Copy out every line in which the string "side" occurs.

>>>

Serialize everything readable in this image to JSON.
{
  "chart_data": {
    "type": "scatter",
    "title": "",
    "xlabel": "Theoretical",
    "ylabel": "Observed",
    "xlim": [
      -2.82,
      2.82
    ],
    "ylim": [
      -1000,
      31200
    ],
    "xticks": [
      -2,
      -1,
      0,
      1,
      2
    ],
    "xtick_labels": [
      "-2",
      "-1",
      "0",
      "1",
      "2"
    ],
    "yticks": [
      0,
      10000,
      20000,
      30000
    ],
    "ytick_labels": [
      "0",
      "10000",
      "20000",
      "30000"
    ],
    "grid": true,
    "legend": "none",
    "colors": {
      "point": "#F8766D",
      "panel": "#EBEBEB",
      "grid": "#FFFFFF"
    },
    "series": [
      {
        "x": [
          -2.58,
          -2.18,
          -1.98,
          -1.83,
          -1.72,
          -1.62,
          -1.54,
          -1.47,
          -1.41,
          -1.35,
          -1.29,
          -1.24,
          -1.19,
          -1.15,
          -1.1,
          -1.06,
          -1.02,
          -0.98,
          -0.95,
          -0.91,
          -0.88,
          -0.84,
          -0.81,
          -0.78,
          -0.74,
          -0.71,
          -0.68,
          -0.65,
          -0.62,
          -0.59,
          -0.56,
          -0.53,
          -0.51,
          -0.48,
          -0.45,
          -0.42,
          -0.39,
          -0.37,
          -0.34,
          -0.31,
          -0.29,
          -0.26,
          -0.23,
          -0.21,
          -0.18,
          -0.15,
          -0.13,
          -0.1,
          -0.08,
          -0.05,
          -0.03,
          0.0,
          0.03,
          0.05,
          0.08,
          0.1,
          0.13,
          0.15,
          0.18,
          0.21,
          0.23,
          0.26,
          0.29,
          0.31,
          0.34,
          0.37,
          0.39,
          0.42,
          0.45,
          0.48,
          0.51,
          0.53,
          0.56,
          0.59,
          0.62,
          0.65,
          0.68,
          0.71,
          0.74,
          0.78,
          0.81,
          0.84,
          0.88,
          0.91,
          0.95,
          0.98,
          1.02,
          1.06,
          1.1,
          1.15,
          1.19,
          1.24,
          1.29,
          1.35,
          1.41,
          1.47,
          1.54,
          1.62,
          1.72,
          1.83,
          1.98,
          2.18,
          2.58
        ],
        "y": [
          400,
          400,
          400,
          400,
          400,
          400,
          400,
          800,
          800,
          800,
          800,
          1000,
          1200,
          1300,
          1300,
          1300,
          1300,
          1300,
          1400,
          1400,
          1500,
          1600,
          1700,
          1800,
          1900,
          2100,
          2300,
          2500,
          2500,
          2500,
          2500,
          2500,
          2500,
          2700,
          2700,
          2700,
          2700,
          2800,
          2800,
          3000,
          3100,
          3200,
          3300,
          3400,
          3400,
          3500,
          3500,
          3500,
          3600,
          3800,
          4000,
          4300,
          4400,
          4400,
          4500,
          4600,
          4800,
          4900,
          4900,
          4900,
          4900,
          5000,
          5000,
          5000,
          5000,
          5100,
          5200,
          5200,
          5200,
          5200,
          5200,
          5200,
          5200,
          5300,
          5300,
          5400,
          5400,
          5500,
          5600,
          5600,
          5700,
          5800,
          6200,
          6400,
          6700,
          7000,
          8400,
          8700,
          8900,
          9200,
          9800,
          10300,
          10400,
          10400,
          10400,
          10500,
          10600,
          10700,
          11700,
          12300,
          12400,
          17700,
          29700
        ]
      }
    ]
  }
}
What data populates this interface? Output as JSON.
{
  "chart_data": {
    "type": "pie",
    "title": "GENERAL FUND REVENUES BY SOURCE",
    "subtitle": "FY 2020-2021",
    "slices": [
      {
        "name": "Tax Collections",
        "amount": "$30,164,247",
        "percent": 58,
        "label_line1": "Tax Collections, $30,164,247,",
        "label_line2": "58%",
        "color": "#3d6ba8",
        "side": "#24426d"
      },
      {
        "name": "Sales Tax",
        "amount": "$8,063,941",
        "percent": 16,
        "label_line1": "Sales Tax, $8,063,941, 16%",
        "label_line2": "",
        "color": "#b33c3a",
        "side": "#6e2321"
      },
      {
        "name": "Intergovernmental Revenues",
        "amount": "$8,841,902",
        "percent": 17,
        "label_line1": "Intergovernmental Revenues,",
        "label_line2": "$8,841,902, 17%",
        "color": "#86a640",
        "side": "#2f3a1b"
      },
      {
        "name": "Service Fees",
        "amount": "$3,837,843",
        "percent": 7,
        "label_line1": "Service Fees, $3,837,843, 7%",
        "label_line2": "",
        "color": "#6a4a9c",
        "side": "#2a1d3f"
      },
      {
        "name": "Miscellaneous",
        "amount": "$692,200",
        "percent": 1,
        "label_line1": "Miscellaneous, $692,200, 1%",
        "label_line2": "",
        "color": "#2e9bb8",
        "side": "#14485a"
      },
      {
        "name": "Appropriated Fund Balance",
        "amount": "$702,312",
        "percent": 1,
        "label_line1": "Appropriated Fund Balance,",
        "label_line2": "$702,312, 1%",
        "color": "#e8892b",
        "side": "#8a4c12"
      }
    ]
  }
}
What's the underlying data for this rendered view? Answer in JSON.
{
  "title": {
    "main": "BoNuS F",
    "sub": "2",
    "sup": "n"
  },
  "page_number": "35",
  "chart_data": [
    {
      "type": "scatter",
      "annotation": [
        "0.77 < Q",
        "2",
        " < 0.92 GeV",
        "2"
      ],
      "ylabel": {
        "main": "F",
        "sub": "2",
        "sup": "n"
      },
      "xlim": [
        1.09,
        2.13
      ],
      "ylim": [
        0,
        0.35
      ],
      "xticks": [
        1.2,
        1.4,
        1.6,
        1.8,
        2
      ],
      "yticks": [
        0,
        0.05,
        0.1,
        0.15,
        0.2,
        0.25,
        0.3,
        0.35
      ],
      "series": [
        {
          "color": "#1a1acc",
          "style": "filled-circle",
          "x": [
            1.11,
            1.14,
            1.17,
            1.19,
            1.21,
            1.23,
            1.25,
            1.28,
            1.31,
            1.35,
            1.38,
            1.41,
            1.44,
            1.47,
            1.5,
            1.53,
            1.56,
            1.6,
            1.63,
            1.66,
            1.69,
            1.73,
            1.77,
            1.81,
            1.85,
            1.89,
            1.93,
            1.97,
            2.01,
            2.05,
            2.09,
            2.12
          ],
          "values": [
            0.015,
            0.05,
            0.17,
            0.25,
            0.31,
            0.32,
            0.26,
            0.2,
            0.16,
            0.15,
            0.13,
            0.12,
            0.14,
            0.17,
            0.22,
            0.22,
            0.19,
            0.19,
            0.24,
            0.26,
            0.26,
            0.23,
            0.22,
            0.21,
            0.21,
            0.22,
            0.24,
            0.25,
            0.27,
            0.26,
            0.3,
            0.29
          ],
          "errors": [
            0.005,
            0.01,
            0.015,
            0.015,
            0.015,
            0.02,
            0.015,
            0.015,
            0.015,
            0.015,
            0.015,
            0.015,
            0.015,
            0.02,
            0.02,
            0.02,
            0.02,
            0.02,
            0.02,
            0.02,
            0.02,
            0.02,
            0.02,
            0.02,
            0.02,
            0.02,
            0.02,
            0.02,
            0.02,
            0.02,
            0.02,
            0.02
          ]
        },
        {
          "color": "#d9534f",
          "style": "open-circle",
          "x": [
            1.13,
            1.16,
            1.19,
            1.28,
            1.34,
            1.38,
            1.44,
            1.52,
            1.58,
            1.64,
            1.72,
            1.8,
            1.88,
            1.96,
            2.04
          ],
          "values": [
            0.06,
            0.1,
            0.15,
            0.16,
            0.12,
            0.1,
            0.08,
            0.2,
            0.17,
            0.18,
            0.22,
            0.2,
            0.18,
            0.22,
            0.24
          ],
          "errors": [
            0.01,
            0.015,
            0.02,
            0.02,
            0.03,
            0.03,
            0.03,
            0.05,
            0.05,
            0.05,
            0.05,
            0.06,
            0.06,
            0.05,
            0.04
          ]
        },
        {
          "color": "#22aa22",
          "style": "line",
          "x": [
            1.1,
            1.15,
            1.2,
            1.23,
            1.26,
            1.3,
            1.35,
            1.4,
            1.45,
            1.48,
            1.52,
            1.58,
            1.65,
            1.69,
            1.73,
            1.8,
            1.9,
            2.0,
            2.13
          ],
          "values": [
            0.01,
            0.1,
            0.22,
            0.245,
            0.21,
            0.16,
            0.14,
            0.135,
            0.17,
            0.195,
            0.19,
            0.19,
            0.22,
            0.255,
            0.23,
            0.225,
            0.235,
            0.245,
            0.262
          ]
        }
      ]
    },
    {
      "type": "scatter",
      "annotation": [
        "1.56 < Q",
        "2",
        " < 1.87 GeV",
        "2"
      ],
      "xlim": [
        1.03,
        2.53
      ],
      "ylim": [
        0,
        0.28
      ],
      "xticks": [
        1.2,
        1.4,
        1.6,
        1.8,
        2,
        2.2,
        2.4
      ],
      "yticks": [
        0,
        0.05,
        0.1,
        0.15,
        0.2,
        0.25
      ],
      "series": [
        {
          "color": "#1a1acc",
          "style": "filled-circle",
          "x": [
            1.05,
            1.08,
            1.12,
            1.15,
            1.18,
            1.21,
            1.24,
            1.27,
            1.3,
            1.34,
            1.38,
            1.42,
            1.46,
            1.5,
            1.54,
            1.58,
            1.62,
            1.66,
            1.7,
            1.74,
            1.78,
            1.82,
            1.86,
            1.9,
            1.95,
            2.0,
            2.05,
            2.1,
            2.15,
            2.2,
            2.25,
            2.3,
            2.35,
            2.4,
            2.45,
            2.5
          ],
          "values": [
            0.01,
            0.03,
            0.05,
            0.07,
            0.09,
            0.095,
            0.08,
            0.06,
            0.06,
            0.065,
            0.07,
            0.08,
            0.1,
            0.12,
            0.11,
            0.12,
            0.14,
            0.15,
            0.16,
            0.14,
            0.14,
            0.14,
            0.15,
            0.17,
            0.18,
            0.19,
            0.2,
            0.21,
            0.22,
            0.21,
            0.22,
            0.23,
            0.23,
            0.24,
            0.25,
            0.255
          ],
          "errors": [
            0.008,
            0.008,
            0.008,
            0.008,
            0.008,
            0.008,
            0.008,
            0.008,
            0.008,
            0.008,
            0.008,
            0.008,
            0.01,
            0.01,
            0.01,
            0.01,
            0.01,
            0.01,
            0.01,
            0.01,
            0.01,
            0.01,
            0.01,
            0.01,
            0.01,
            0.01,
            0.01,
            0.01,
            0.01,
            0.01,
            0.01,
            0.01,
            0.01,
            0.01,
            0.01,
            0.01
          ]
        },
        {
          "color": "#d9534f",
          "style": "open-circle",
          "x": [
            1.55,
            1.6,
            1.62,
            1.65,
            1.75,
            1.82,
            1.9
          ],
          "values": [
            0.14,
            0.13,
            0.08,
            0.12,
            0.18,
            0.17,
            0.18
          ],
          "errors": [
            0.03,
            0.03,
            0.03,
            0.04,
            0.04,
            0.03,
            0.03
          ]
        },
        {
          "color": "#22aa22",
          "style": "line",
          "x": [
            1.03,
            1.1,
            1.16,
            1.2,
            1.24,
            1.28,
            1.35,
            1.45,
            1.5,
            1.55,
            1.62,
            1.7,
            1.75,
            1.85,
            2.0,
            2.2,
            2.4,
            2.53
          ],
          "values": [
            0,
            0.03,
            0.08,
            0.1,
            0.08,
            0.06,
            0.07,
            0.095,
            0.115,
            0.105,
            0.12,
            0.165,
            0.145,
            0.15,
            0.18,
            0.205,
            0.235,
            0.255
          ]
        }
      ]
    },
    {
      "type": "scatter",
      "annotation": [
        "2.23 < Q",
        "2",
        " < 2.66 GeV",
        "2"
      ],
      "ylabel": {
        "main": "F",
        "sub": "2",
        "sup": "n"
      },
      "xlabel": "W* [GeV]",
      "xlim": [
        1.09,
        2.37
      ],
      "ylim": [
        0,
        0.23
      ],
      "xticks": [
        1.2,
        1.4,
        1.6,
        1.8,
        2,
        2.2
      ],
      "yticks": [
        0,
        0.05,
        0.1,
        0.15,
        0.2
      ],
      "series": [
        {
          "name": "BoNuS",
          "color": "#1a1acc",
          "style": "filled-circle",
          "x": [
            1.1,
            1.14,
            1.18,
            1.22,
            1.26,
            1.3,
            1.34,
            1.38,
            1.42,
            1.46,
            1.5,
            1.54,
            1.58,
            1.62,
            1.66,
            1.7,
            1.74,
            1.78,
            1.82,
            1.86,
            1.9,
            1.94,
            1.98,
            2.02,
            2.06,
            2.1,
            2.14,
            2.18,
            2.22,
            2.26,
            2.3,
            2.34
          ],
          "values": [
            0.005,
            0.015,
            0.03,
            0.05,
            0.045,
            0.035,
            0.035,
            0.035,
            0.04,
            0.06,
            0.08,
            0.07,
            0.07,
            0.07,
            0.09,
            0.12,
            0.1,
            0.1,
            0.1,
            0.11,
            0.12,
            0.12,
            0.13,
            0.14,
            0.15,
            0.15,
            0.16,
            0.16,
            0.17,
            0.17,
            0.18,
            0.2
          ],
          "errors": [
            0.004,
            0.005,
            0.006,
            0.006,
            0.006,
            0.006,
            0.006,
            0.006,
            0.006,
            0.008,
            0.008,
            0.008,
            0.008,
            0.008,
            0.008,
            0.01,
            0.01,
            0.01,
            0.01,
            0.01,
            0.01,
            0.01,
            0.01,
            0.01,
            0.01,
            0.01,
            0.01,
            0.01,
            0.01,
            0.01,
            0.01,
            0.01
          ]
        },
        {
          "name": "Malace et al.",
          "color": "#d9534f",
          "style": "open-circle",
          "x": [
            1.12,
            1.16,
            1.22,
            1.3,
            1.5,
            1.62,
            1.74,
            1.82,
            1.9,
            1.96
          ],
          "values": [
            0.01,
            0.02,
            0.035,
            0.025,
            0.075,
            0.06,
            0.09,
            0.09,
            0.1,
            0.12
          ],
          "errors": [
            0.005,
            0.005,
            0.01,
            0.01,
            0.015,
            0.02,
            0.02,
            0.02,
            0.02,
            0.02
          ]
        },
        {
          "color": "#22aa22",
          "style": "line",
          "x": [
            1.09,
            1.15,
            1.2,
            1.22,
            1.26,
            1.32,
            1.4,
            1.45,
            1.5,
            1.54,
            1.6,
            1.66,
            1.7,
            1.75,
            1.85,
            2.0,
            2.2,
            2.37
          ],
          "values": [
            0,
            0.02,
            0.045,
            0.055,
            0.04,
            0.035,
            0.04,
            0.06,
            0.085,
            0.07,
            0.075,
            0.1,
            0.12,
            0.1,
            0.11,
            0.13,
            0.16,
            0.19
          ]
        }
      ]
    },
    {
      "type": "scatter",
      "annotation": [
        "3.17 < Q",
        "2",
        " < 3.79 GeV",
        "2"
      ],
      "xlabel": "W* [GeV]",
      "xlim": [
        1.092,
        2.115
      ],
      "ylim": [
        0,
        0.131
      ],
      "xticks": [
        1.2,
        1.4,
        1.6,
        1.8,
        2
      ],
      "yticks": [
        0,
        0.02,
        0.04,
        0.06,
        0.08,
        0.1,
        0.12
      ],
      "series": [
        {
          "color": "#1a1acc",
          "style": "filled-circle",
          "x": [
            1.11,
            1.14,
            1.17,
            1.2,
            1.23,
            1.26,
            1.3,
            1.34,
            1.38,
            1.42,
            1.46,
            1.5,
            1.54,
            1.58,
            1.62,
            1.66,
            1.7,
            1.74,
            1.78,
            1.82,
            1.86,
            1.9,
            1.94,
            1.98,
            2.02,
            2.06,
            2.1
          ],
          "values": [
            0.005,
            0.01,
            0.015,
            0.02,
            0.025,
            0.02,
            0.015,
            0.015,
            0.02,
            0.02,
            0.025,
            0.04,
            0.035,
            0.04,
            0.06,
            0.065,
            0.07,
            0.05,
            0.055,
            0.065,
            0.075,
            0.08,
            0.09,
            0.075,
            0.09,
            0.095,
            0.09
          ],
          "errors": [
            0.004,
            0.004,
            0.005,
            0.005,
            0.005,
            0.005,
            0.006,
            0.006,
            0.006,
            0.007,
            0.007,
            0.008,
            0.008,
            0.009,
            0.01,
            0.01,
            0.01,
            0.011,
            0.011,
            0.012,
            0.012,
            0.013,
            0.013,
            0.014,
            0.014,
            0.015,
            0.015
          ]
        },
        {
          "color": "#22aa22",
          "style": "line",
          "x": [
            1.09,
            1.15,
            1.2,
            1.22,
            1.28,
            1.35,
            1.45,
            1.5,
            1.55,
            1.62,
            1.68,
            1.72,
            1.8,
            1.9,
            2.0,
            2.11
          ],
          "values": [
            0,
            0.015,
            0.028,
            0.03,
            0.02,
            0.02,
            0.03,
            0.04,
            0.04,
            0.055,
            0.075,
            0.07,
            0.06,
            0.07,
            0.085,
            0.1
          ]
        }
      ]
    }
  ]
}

<<<

### Result for this exercise
        "side": "#24426d"
        "side": "#6e2321"
        "side": "#2f3a1b"
        "side": "#2a1d3f"
        "side": "#14485a"
        "side": "#8a4c12"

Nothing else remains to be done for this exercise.